§ **Work instructions**: Can you reproduce the data beneath, keeping every line exact?

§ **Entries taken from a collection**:
— start —

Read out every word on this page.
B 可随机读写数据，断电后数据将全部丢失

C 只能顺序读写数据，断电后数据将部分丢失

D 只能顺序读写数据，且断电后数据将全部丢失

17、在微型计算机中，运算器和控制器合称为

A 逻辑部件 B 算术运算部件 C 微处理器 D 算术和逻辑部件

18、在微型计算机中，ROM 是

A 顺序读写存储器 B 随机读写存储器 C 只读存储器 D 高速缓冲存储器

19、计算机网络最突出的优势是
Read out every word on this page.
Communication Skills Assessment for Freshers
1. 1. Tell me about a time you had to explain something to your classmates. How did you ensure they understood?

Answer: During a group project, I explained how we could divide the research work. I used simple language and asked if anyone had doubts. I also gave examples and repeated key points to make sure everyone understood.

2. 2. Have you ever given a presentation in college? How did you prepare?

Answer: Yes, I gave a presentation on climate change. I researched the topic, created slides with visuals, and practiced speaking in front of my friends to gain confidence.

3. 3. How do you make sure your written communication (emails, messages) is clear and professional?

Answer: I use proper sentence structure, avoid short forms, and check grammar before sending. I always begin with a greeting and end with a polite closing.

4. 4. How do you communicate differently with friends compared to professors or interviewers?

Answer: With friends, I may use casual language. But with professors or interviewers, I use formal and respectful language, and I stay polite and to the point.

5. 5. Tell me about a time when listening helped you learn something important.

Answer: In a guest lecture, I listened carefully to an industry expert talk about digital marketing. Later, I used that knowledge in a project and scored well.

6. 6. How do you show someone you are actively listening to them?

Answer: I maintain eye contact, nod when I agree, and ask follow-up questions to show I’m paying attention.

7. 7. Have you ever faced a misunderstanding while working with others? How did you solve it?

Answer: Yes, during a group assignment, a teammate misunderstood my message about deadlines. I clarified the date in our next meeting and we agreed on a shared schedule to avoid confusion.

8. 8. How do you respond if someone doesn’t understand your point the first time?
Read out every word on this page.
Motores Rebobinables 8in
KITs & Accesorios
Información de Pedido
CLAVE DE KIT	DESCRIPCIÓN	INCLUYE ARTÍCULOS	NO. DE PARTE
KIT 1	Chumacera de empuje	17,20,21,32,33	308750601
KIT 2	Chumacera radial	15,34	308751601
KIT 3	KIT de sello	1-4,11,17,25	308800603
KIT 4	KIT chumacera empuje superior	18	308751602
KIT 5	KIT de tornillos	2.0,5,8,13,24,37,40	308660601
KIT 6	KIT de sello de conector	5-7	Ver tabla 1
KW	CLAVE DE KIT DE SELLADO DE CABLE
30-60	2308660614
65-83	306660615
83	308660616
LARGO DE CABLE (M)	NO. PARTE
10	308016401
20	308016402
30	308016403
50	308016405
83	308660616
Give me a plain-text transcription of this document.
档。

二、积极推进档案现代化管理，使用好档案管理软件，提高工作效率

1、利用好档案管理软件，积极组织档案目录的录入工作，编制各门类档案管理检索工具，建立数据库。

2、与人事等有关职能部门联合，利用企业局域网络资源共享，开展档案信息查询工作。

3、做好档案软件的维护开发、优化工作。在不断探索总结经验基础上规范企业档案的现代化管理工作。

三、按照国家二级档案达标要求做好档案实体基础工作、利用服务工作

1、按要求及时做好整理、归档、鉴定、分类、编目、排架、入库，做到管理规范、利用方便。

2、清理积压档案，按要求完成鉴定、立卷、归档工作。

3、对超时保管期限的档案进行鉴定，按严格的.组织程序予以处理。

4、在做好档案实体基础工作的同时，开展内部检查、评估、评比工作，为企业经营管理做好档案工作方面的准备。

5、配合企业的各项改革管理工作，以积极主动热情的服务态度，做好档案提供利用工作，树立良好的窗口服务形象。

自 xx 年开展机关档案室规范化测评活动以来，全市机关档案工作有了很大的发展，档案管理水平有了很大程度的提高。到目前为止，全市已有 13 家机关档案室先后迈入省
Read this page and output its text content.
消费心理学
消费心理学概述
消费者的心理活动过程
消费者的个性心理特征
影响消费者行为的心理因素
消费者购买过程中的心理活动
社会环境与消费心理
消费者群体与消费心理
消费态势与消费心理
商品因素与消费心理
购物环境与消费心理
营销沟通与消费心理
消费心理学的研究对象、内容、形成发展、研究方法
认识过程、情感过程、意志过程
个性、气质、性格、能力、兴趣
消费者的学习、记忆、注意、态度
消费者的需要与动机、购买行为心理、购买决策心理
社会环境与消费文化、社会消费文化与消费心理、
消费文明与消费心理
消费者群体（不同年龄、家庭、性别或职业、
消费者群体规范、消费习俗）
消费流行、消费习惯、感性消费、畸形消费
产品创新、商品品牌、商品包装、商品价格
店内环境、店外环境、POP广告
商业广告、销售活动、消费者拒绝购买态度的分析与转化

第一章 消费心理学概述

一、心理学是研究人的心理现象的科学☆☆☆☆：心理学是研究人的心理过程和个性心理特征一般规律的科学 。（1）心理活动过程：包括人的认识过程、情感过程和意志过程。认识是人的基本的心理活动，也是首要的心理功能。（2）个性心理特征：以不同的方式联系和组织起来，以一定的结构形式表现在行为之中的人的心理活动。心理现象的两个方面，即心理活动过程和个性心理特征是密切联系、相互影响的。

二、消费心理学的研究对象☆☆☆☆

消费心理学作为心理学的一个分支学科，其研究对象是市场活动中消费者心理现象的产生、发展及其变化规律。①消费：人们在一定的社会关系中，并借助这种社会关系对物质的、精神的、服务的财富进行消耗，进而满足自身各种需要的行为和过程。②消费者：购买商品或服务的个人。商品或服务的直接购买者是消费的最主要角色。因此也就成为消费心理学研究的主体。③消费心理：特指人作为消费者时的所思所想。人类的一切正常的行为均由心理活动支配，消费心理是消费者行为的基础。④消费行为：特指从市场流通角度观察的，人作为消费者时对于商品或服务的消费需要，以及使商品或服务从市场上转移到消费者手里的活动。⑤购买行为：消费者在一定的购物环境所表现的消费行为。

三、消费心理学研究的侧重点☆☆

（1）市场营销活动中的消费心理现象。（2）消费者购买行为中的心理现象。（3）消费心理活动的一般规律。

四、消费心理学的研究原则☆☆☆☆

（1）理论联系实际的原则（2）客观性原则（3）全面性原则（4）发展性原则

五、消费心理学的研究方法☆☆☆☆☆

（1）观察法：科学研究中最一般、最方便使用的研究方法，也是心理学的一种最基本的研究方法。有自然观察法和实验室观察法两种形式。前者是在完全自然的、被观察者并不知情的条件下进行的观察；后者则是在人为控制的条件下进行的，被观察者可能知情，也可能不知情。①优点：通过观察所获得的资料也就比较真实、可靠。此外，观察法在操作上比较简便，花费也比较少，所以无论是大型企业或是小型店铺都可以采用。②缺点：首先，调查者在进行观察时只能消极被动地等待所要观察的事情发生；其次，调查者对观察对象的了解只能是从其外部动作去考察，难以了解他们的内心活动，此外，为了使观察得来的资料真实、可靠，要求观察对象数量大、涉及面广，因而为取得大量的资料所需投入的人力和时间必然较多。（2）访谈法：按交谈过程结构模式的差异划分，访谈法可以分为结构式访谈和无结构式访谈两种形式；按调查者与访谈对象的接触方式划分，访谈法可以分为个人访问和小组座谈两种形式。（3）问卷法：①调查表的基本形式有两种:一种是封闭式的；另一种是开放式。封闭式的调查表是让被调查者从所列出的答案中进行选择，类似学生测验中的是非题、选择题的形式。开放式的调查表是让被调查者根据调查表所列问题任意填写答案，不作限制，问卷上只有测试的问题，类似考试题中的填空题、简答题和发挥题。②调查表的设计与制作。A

— end —

§ **Output of the exercise**:
Read out every word on this page.
B 可随机读写数据，断电后数据将全部丢失

C 只能顺序读写数据，断电后数据将部分丢失

D 只能顺序读写数据，且断电后数据将全部丢失

17、在微型计算机中，运算器和控制器合称为

A 逻辑部件 B 算术运算部件 C 微处理器 D 算术和逻辑部件

18、在微型计算机中，ROM 是

A 顺序读写存储器 B 随机读写存储器 C 只读存储器 D 高速缓冲存储器

19、计算机网络最突出的优势是
Read out every word on this page.
Communication Skills Assessment for Freshers
1. 1. Tell me about a time you had to explain something to your classmates. How did you ensure they understood?

Answer: During a group project, I explained how we could divide the research work. I used simple language and asked if anyone had doubts. I also gave examples and repeated key points to make sure everyone understood.

2. 2. Have you ever given a presentation in college? How did you prepare?

Answer: Yes, I gave a presentation on climate change. I researched the topic, created slides with visuals, and practiced speaking in front of my friends to gain confidence.

3. 3. How do you make sure your written communication (emails, messages) is clear and professional?

Answer: I use proper sentence structure, avoid short forms, and check grammar before sending. I always begin with a greeting and end with a polite closing.

4. 4. How do you communicate differently with friends compared to professors or interviewers?

Answer: With friends, I may use casual language. But with professors or interviewers, I use formal and respectful language, and I stay polite and to the point.

5. 5. Tell me about a time when listening helped you learn something important.

Answer: In a guest lecture, I listened carefully to an industry expert talk about digital marketing. Later, I used that knowledge in a project and scored well.

6. 6. How do you show someone you are actively listening to them?

Answer: I maintain eye contact, nod when I agree, and ask follow-up questions to show I’m paying attention.

7. 7. Have you ever faced a misunderstanding while working with others? How did you solve it?

Answer: Yes, during a group assignment, a teammate misunderstood my message about deadlines. I clarified the date in our next meeting and we agreed on a shared schedule to avoid confusion.

8. 8. How do you respond if someone doesn’t understand your point the first time?
Read out every word on this page.
Motores Rebobinables 8in
KITs & Accesorios
Información de Pedido
CLAVE DE KIT	DESCRIPCIÓN	INCLUYE ARTÍCULOS	NO. DE PARTE
KIT 1	Chumacera de empuje	17,20,21,32,33	308750601
KIT 2	Chumacera radial	15,34	308751601
KIT 3	KIT de sello	1-4,11,17,25	308800603
KIT 4	KIT chumacera empuje superior	18	308751602
KIT 5	KIT de tornillos	2.0,5,8,13,24,37,40	308660601
KIT 6	KIT de sello de conector	5-7	Ver tabla 1
KW	CLAVE DE KIT DE SELLADO DE CABLE
30-60	2308660614
65-83	306660615
83	308660616
LARGO DE CABLE (M)	NO. PARTE
10	308016401
20	308016402
30	308016403
50	308016405
83	308660616
Give me a plain-text transcription of this document.
档。

二、积极推进档案现代化管理，使用好档案管理软件，提高工作效率

1、利用好档案管理软件，积极组织档案目录的录入工作，编制各门类档案管理检索工具，建立数据库。

2、与人事等有关职能部门联合，利用企业局域网络资源共享，开展档案信息查询工作。

3、做好档案软件的维护开发、优化工作。在不断探索总结经验基础上规范企业档案的现代化管理工作。

三、按照国家二级档案达标要求做好档案实体基础工作、利用服务工作

1、按要求及时做好整理、归档、鉴定、分类、编目、排架、入库，做到管理规范、利用方便。

2、清理积压档案，按要求完成鉴定、立卷、归档工作。

3、对超时保管期限的档案进行鉴定，按严格的.组织程序予以处理。

4、在做好档案实体基础工作的同时，开展内部检查、评估、评比工作，为企业经营管理做好档案工作方面的准备。

5、配合企业的各项改革管理工作，以积极主动热情的服务态度，做好档案提供利用工作，树立良好的窗口服务形象。

自 xx 年开展机关档案室规范化测评活动以来，全市机关档案工作有了很大的发展，档案管理水平有了很大程度的提高。到目前为止，全市已有 13 家机关档案室先后迈入省
Read this page and output its text content.
消费心理学
消费心理学概述
消费者的心理活动过程
消费者的个性心理特征
影响消费者行为的心理因素
消费者购买过程中的心理活动
社会环境与消费心理
消费者群体与消费心理
消费态势与消费心理
商品因素与消费心理
购物环境与消费心理
营销沟通与消费心理
消费心理学的研究对象、内容、形成发展、研究方法
认识过程、情感过程、意志过程
个性、气质、性格、能力、兴趣
消费者的学习、记忆、注意、态度
消费者的需要与动机、购买行为心理、购买决策心理
社会环境与消费文化、社会消费文化与消费心理、
消费文明与消费心理
消费者群体（不同年龄、家庭、性别或职业、
消费者群体规范、消费习俗）
消费流行、消费习惯、感性消费、畸形消费
产品创新、商品品牌、商品包装、商品价格
店内环境、店外环境、POP广告
商业广告、销售活动、消费者拒绝购买态度的分析与转化

第一章 消费心理学概述

一、心理学是研究人的心理现象的科学☆☆☆☆：心理学是研究人的心理过程和个性心理特征一般规律的科学 。（1）心理活动过程：包括人的认识过程、情感过程和意志过程。认识是人的基本的心理活动，也是首要的心理功能。（2）个性心理特征：以不同的方式联系和组织起来，以一定的结构形式表现在行为之中的人的心理活动。心理现象的两个方面，即心理活动过程和个性心理特征是密切联系、相互影响的。

二、消费心理学的研究对象☆☆☆☆

消费心理学作为心理学的一个分支学科，其研究对象是市场活动中消费者心理现象的产生、发展及其变化规律。①消费：人们在一定的社会关系中，并借助这种社会关系对物质的、精神的、服务的财富进行消耗，进而满足自身各种需要的行为和过程。②消费者：购买商品或服务的个人。商品或服务的直接购买者是消费的最主要角色。因此也就成为消费心理学研究的主体。③消费心理：特指人作为消费者时的所思所想。人类的一切正常的行为均由心理活动支配，消费心理是消费者行为的基础。④消费行为：特指从市场流通角度观察的，人作为消费者时对于商品或服务的消费需要，以及使商品或服务从市场上转移到消费者手里的活动。⑤购买行为：消费者在一定的购物环境所表现的消费行为。

三、消费心理学研究的侧重点☆☆

（1）市场营销活动中的消费心理现象。（2）消费者购买行为中的心理现象。（3）消费心理活动的一般规律。

四、消费心理学的研究原则☆☆☆☆

（1）理论联系实际的原则（2）客观性原则（3）全面性原则（4）发展性原则

五、消费心理学的研究方法☆☆☆☆☆

（1）观察法：科学研究中最一般、最方便使用的研究方法，也是心理学的一种最基本的研究方法。有自然观察法和实验室观察法两种形式。前者是在完全自然的、被观察者并不知情的条件下进行的观察；后者则是在人为控制的条件下进行的，被观察者可能知情，也可能不知情。①优点：通过观察所获得的资料也就比较真实、可靠。此外，观察法在操作上比较简便，花费也比较少，所以无论是大型企业或是小型店铺都可以采用。②缺点：首先，调查者在进行观察时只能消极被动地等待所要观察的事情发生；其次，调查者对观察对象的了解只能是从其外部动作去考察，难以了解他们的内心活动，此外，为了使观察得来的资料真实、可靠，要求观察对象数量大、涉及面广，因而为取得大量的资料所需投入的人力和时间必然较多。（2）访谈法：按交谈过程结构模式的差异划分，访谈法可以分为结构式访谈和无结构式访谈两种形式；按调查者与访谈对象的接触方式划分，访谈法可以分为个人访问和小组座谈两种形式。（3）问卷法：①调查表的基本形式有两种:一种是封闭式的；另一种是开放式。封闭式的调查表是让被调查者从所列出的答案中进行选择，类似学生测验中的是非题、选择题的形式。开放式的调查表是让被调查者根据调查表所列问题任意填写答案，不作限制，问卷上只有测试的问题，类似考试题中的填空题、简答题和发挥题。②调查表的设计与制作。A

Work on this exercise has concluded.